- [WHAT TO DO] From the listing below, extract every line containing "content".

— START OF RECORDS SHOWN —

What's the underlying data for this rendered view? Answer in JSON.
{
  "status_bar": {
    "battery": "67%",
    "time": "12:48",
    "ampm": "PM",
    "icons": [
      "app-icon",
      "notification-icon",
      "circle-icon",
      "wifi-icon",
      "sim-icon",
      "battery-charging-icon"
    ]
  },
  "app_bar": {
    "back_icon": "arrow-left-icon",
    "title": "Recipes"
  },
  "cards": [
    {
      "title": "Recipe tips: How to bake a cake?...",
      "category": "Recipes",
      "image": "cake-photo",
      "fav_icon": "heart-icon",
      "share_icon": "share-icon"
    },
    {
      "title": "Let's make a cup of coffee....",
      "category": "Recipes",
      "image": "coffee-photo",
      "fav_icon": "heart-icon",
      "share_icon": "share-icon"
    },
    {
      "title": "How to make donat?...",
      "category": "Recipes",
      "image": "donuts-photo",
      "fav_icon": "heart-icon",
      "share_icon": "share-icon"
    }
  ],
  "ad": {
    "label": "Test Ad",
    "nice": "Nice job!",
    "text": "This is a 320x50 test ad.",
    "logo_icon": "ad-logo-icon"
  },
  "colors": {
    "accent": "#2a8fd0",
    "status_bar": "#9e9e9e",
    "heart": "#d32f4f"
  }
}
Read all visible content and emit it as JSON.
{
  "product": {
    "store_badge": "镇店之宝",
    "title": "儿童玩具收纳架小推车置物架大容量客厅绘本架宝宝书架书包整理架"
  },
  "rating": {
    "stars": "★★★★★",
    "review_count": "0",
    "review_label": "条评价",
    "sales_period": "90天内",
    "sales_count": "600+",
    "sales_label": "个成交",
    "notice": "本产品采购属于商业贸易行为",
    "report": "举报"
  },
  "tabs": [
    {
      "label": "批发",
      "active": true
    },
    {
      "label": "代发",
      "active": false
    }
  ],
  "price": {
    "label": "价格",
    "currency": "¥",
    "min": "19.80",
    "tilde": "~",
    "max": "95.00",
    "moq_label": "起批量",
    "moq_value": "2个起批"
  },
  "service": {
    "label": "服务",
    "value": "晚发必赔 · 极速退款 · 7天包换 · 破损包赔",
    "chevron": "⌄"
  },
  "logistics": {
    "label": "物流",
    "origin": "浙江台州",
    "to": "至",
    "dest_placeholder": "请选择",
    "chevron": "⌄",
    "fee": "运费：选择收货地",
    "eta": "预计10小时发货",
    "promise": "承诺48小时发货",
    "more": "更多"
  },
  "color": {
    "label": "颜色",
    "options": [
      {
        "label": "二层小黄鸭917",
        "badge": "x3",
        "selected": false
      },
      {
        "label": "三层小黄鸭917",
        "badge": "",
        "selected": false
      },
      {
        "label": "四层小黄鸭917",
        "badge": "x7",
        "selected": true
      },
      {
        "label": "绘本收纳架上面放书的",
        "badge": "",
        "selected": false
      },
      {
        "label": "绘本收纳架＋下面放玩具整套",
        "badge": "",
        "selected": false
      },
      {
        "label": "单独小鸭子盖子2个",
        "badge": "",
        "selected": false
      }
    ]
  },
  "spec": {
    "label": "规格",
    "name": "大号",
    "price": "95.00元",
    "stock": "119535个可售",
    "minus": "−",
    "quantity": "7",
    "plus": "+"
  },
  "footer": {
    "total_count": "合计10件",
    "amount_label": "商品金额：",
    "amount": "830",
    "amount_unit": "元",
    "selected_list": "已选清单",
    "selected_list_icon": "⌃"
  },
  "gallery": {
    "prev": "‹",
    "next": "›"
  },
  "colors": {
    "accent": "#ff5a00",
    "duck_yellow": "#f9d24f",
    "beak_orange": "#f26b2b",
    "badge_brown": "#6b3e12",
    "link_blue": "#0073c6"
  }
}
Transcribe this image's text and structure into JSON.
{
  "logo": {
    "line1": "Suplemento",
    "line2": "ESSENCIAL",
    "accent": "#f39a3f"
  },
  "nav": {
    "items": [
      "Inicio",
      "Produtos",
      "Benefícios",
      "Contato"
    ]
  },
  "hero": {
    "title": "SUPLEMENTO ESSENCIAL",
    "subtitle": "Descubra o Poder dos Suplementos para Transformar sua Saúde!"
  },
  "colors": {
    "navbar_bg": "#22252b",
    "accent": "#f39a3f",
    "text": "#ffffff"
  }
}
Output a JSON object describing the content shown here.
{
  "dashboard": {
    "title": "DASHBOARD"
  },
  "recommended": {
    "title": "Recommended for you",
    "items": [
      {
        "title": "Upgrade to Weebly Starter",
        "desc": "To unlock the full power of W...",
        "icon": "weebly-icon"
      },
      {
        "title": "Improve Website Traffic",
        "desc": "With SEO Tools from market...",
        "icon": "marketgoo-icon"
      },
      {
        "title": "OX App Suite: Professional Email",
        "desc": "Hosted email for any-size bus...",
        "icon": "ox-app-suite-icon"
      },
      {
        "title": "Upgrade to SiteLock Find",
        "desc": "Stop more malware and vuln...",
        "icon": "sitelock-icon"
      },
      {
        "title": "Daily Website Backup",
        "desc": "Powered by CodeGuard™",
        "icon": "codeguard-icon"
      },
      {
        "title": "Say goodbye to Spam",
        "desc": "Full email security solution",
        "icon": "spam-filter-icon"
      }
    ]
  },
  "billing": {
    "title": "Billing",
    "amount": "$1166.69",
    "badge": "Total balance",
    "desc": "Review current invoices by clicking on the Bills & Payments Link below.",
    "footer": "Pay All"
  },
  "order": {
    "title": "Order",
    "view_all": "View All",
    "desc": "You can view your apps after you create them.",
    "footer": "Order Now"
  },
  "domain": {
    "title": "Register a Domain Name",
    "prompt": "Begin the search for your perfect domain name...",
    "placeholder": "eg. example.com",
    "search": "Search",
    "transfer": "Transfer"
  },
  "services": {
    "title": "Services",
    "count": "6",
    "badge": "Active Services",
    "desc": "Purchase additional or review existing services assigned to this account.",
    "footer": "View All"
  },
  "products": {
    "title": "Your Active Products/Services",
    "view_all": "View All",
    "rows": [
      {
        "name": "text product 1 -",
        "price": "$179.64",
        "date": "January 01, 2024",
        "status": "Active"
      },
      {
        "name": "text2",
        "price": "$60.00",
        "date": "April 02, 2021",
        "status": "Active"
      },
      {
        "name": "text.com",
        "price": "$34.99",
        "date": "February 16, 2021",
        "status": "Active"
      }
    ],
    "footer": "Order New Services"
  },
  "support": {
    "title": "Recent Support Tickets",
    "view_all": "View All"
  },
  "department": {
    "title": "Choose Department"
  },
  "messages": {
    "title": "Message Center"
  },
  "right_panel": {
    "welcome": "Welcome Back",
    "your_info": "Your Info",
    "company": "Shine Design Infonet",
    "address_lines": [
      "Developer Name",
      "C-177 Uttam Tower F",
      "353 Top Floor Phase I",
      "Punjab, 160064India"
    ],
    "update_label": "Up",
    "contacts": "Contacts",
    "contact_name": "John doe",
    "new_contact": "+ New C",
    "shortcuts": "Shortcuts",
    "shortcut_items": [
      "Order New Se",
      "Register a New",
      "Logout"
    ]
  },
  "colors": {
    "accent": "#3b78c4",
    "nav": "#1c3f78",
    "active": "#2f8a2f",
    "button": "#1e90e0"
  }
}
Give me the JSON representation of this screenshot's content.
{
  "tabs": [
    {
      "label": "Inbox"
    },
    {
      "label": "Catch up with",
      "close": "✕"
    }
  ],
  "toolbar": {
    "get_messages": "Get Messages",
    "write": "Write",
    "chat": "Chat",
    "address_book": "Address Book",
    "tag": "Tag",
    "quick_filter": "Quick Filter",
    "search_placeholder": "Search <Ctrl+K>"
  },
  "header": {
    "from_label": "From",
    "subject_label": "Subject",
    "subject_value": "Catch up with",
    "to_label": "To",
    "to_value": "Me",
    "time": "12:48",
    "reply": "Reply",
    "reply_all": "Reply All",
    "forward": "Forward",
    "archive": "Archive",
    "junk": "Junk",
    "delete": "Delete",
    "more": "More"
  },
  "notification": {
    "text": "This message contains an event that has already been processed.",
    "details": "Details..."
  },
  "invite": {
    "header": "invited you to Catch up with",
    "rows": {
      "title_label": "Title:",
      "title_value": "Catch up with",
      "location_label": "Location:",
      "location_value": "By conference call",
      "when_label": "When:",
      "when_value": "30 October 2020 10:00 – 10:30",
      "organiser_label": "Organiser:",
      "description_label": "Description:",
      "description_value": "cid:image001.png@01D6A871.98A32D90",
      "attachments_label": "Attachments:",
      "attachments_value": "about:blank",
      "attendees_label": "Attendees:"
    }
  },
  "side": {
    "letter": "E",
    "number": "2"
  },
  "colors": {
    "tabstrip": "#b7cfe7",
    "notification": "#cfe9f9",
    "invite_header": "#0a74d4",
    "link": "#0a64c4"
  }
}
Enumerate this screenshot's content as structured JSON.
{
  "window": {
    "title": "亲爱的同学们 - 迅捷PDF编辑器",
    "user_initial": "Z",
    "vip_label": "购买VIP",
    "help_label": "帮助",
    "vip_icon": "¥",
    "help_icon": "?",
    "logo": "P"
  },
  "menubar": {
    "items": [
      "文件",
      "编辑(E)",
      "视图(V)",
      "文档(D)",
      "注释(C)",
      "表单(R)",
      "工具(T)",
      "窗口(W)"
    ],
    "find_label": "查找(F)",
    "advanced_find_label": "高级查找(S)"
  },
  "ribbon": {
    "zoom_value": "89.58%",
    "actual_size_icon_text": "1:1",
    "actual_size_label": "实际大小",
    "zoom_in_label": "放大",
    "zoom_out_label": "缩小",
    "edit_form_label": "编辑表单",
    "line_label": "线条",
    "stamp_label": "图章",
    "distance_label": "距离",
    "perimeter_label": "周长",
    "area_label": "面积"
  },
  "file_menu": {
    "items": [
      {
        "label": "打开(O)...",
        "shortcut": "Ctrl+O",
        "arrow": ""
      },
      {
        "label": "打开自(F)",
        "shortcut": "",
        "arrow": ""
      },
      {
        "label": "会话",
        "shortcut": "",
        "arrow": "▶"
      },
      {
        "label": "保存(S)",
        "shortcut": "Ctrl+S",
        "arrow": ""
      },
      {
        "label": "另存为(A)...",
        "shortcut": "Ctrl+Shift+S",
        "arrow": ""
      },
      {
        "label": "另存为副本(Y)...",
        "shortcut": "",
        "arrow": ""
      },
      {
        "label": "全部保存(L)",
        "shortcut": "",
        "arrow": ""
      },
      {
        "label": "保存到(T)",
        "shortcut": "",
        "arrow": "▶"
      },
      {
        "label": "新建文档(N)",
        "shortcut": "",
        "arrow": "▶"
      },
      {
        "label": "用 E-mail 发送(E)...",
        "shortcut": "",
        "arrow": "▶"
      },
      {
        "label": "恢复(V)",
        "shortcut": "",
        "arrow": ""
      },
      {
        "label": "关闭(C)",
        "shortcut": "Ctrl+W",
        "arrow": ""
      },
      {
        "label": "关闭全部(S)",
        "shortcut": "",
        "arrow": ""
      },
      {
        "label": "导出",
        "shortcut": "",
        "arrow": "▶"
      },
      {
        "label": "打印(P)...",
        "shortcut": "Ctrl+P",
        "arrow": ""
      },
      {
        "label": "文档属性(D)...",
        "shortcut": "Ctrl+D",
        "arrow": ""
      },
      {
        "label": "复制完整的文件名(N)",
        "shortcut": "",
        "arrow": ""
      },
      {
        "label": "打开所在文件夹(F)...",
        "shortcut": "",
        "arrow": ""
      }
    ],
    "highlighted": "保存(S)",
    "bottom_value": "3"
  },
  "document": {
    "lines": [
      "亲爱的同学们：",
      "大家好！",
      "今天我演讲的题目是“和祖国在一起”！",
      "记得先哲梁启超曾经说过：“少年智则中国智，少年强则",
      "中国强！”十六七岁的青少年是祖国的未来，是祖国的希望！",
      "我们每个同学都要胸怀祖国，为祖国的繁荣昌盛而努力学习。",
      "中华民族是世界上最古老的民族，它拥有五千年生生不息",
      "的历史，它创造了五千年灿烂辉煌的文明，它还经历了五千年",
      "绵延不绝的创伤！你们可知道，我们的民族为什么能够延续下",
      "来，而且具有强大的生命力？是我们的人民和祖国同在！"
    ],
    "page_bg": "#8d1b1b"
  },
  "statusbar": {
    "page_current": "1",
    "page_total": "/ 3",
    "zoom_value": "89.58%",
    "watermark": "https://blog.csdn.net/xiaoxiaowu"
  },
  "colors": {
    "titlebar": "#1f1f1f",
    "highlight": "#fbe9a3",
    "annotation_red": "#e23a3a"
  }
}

— END OF RECORDS SHOWN —

- [ANSWER IN FULL]
Read all visible content and emit it as JSON.
Output a JSON object describing the content shown here.
Give me the JSON representation of this screenshot's content.
Enumerate this screenshot's content as structured JSON.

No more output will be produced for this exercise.